# EXERCISE DESCRIPTION
Your task is to copy every line of the records below that contains "Histogrammes".

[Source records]
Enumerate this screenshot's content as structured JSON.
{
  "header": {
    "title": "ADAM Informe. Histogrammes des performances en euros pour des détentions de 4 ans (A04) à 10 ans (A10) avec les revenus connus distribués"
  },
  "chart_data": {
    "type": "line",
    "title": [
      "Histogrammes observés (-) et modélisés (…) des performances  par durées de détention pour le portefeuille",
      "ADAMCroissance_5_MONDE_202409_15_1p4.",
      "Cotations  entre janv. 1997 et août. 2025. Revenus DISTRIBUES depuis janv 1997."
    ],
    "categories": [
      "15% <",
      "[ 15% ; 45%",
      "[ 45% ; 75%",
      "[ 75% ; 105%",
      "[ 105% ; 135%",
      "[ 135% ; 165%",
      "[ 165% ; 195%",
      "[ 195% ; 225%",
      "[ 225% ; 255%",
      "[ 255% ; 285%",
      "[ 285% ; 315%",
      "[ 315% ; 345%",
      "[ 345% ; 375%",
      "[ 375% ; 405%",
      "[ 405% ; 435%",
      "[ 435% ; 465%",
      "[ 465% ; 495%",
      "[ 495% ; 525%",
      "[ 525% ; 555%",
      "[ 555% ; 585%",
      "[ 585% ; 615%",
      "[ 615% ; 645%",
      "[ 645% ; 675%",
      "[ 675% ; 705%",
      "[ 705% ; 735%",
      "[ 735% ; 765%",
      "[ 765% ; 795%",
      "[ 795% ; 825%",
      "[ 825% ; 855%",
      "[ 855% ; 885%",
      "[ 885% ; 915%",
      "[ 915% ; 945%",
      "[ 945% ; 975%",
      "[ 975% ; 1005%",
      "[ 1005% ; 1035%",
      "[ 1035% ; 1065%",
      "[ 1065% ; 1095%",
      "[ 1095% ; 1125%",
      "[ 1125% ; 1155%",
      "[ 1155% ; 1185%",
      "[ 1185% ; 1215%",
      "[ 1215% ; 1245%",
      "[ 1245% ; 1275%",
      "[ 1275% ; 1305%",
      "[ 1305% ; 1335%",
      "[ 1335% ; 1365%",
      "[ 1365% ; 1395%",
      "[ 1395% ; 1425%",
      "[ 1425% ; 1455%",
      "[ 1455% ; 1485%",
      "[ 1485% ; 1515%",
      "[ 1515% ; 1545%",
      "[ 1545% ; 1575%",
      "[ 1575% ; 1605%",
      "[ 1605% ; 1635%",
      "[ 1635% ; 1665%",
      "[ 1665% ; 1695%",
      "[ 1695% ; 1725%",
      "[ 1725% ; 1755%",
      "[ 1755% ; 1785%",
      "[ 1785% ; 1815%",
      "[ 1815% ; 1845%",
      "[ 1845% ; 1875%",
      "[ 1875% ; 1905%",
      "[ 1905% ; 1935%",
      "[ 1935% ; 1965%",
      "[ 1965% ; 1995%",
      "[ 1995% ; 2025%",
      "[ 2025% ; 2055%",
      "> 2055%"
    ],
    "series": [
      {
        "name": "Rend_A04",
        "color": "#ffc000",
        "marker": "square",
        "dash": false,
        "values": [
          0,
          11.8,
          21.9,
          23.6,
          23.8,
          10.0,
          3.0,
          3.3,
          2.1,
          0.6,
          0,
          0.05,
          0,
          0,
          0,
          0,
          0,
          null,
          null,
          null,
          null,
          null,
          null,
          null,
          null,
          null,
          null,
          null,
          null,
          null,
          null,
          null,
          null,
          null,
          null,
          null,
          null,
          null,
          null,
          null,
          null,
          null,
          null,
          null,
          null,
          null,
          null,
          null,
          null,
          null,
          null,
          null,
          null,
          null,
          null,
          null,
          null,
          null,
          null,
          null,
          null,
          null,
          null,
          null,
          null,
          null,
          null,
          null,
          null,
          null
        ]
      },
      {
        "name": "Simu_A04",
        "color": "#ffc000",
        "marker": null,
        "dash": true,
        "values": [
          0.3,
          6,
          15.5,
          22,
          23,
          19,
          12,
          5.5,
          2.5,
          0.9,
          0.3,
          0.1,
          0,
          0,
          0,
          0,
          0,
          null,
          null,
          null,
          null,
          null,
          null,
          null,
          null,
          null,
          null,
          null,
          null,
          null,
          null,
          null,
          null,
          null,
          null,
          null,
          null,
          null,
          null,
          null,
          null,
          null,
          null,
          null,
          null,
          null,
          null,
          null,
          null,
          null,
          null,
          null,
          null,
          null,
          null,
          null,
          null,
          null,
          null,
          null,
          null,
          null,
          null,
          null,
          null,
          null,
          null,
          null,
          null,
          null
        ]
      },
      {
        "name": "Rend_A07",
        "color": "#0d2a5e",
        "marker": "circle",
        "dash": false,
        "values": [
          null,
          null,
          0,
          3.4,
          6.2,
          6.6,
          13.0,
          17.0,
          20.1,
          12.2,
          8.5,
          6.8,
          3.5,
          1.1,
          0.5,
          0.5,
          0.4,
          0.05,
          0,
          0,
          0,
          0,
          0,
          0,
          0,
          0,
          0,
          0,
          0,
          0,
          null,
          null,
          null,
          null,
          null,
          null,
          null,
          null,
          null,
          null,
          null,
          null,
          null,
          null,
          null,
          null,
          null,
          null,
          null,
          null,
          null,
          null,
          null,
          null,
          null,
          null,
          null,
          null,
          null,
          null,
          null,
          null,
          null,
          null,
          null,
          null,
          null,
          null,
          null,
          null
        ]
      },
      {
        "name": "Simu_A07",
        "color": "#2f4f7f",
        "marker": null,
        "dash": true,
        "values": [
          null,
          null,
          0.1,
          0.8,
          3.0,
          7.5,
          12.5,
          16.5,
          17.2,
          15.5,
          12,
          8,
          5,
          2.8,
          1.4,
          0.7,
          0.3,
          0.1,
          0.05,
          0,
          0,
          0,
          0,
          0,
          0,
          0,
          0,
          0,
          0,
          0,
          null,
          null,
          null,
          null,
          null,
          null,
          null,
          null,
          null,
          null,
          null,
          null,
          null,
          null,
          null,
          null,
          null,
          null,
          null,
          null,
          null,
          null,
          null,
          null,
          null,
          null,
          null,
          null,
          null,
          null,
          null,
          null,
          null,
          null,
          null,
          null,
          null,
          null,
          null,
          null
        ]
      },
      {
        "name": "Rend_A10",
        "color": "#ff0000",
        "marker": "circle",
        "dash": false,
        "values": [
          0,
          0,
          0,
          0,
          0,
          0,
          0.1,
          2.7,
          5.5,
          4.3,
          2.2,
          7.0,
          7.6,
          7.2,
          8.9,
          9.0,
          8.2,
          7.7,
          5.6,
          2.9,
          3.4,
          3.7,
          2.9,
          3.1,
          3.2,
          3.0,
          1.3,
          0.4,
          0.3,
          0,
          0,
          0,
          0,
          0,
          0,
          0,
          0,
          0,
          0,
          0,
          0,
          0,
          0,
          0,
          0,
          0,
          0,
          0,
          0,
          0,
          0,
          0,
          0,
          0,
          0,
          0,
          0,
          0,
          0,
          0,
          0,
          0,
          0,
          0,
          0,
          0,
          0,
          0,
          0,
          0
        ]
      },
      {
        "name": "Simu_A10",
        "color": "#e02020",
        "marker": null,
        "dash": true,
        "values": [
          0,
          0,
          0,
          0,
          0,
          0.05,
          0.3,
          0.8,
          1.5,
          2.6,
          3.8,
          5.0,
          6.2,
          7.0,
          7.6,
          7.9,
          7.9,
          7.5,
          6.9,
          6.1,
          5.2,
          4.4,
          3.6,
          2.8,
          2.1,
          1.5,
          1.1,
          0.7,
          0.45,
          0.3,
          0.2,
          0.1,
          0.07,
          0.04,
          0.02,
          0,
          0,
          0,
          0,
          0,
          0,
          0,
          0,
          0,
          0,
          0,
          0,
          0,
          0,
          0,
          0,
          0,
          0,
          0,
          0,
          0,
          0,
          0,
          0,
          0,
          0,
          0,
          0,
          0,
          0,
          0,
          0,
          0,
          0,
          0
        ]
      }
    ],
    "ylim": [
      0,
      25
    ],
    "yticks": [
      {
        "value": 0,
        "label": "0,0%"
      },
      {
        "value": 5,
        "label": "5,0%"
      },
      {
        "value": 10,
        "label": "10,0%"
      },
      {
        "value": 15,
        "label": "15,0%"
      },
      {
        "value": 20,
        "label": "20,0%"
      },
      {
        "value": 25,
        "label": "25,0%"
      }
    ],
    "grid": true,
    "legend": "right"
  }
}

# FINAL RESULT
    "title": "ADAM Informe. Histogrammes des performances en euros pour des détentions de 4 ans (A04) à 10 ans (A10) avec les revenus connus distribués"
      "Histogrammes observés (-) et modélisés (…) des performances  par durées de détention pour le portefeuille",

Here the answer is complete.